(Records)
------------------------------------------------------------------------

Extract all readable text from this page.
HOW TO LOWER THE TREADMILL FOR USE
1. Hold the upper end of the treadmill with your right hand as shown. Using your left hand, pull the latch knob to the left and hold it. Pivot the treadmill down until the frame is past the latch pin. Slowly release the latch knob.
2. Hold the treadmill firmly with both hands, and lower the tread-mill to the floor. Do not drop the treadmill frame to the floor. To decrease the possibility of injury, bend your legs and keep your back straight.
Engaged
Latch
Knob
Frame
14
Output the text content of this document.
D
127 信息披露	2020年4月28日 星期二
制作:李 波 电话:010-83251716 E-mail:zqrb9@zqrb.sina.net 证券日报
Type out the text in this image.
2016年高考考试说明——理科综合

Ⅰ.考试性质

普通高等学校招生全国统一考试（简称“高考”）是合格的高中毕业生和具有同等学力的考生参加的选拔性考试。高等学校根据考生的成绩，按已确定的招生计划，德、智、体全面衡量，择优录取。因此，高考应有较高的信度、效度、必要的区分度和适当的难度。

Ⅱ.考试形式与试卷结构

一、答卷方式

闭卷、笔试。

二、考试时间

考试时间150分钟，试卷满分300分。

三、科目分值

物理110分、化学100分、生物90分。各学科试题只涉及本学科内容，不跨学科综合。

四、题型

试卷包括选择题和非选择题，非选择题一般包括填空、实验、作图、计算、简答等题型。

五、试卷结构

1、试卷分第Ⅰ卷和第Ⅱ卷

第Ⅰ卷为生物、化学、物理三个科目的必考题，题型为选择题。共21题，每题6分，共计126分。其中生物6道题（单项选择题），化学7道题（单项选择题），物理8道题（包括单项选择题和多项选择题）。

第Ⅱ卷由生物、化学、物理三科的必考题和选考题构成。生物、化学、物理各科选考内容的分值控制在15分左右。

------------------------------------------------------------------------

__DIRECTIONS FOR THIS TASK__
Out of the preceding entries, pull every line containing the string "Hold".

__SOLUTION FOR THIS EXERCISE__
1. Hold the upper end of the treadmill with your right hand as shown. Using your left hand, pull the latch knob to the left and hold it. Pivot the treadmill down until the frame is past the latch pin. Slowly release the latch knob.
2. Hold the treadmill firmly with both hands, and lower the tread-mill to the floor. Do not drop the treadmill frame to the floor. To decrease the possibility of injury, bend your legs and keep your back straight.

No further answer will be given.